● **Required work**: Every line that contains the word "color" should be copied out.

● **Source records**:
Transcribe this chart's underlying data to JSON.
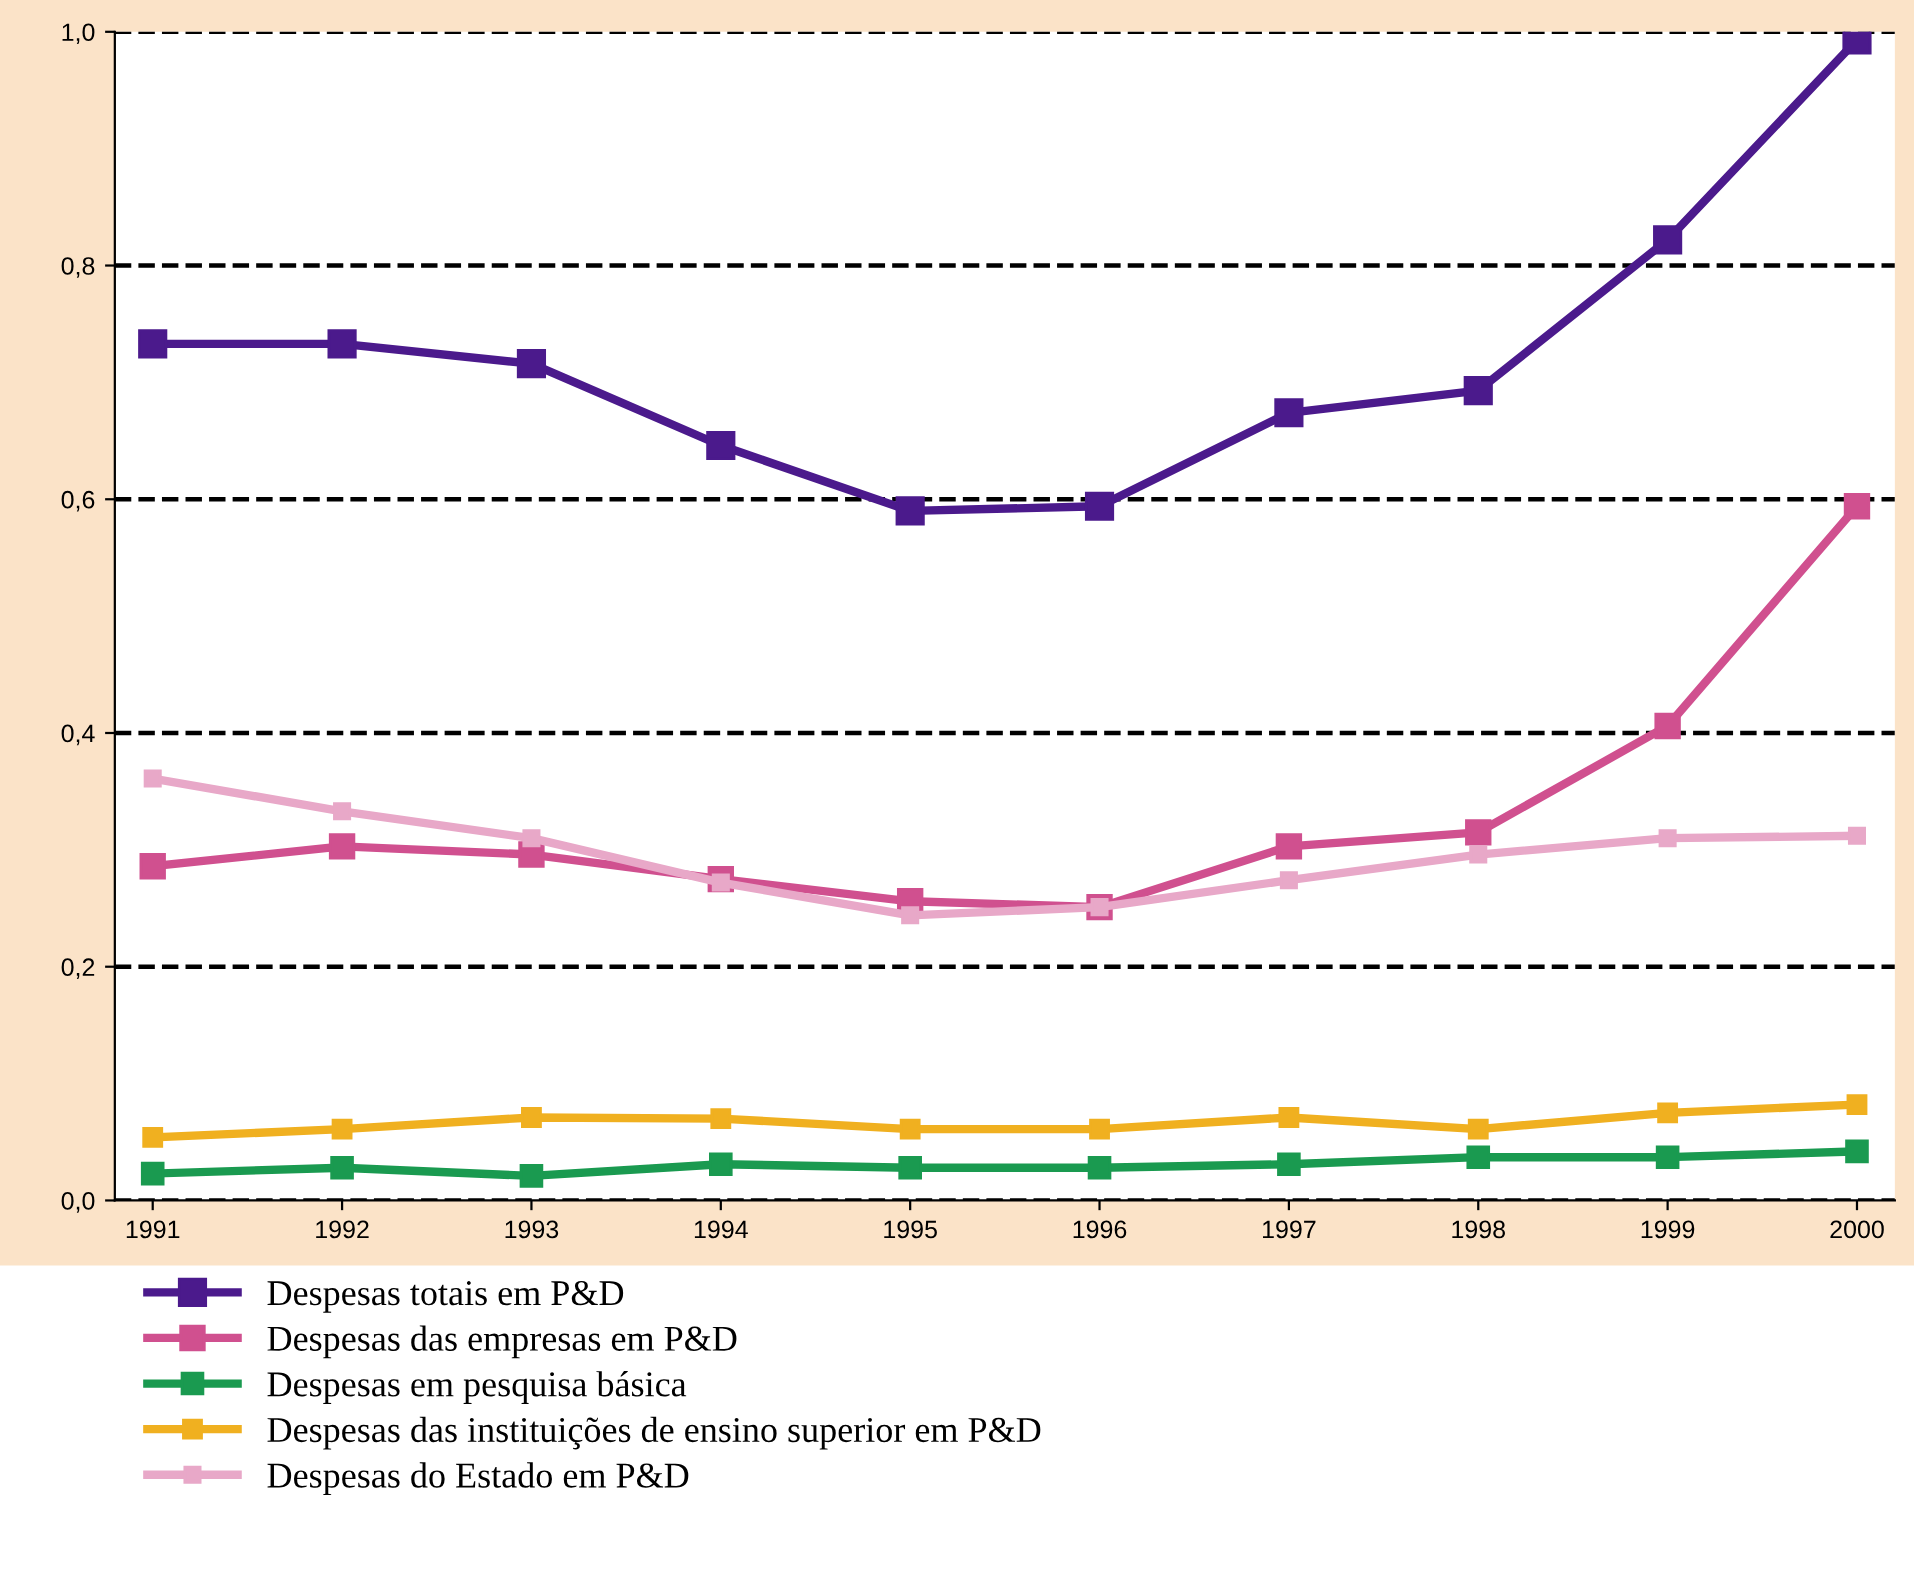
{
  "chart_data": {
    "type": "line",
    "categories": [
      "1991",
      "1992",
      "1993",
      "1994",
      "1995",
      "1996",
      "1997",
      "1998",
      "1999",
      "2000"
    ],
    "series": [
      {
        "name": "Despesas totais em P&D",
        "color": "#4b1a8c",
        "values": [
          0.733,
          0.733,
          0.716,
          0.646,
          0.59,
          0.594,
          0.674,
          0.693,
          0.822,
          0.993
        ]
      },
      {
        "name": "Despesas das empresas em P&D",
        "color": "#d0508f",
        "values": [
          0.286,
          0.303,
          0.296,
          0.275,
          0.256,
          0.251,
          0.303,
          0.315,
          0.406,
          0.594
        ]
      },
      {
        "name": "Despesas em pesquisa básica",
        "color": "#1a9a50",
        "values": [
          0.023,
          0.028,
          0.021,
          0.031,
          0.028,
          0.028,
          0.031,
          0.037,
          0.037,
          0.042
        ]
      },
      {
        "name": "Despesas das instituições de ensino superior em P&D",
        "color": "#f0b020",
        "values": [
          0.054,
          0.061,
          0.071,
          0.07,
          0.061,
          0.061,
          0.071,
          0.061,
          0.075,
          0.082
        ]
      },
      {
        "name": "Despesas do Estado em P&D",
        "color": "#e8a8c8",
        "values": [
          0.361,
          0.333,
          0.31,
          0.272,
          0.244,
          0.251,
          0.274,
          0.296,
          0.31,
          0.312
        ]
      }
    ],
    "ylim": [
      0,
      1.0
    ],
    "yticks": [
      {
        "value": 0,
        "label": "0,0"
      },
      {
        "value": 0.2,
        "label": "0,2"
      },
      {
        "value": 0.4,
        "label": "0,4"
      },
      {
        "value": 0.6,
        "label": "0,6"
      },
      {
        "value": 0.8,
        "label": "0,8"
      },
      {
        "value": 1.0,
        "label": "1,0"
      }
    ],
    "grid": "y",
    "legend": "bottom",
    "marker": "square",
    "line_style": "solid"
  }
}
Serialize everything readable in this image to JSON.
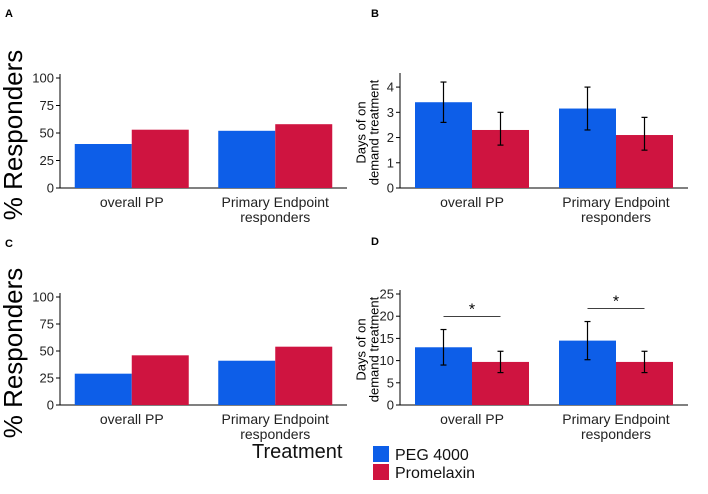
{
  "legend": {
    "title": "Treatment",
    "items": [
      {
        "label": "PEG 4000",
        "color": "#0d5ee8"
      },
      {
        "label": "Promelaxin",
        "color": "#cf1440"
      }
    ]
  },
  "chart_data": [
    {
      "panel": "A",
      "type": "bar",
      "ylabel": "% Responders",
      "categories": [
        "overall PP",
        "Primary Endpoint\nresponders"
      ],
      "ylim": [
        0,
        100
      ],
      "yticks": [
        0,
        25,
        50,
        75,
        100
      ],
      "series": [
        {
          "name": "PEG 4000",
          "values": [
            40,
            52
          ]
        },
        {
          "name": "Promelaxin",
          "values": [
            53,
            58
          ]
        }
      ]
    },
    {
      "panel": "B",
      "type": "bar",
      "ylabel": "Days of on\ndemand treatment",
      "categories": [
        "overall PP",
        "Primary Endpoint\nresponders"
      ],
      "ylim": [
        0,
        4.4
      ],
      "yticks": [
        0,
        1,
        2,
        3,
        4
      ],
      "series": [
        {
          "name": "PEG 4000",
          "values": [
            3.4,
            3.15
          ],
          "err_low": [
            2.6,
            2.3
          ],
          "err_high": [
            4.2,
            4.0
          ]
        },
        {
          "name": "Promelaxin",
          "values": [
            2.3,
            2.1
          ],
          "err_low": [
            1.7,
            1.5
          ],
          "err_high": [
            3.0,
            2.8
          ]
        }
      ]
    },
    {
      "panel": "C",
      "type": "bar",
      "ylabel": "% Responders",
      "categories": [
        "overall PP",
        "Primary Endpoint\nresponders"
      ],
      "ylim": [
        0,
        100
      ],
      "yticks": [
        0,
        25,
        50,
        75,
        100
      ],
      "series": [
        {
          "name": "PEG 4000",
          "values": [
            29,
            41
          ]
        },
        {
          "name": "Promelaxin",
          "values": [
            46,
            54
          ]
        }
      ]
    },
    {
      "panel": "D",
      "type": "bar",
      "ylabel": "Days of on\ndemand treatment",
      "categories": [
        "overall PP",
        "Primary Endpoint\nresponders"
      ],
      "ylim": [
        0,
        25
      ],
      "yticks": [
        0,
        5,
        10,
        15,
        20,
        25
      ],
      "series": [
        {
          "name": "PEG 4000",
          "values": [
            13,
            14.5
          ],
          "err_low": [
            9,
            10.2
          ],
          "err_high": [
            17,
            18.8
          ]
        },
        {
          "name": "Promelaxin",
          "values": [
            9.7,
            9.7
          ],
          "err_low": [
            7.3,
            7.3
          ],
          "err_high": [
            12.1,
            12.1
          ]
        }
      ],
      "significance": [
        "*",
        "*"
      ]
    }
  ]
}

● **Written response**:
        "color": "#4b1a8c",
        "color": "#d0508f",
        "color": "#1a9a50",
        "color": "#f0b020",
        "color": "#e8a8c8",
        "color": "#0d5ee8"
        "color": "#cf1440"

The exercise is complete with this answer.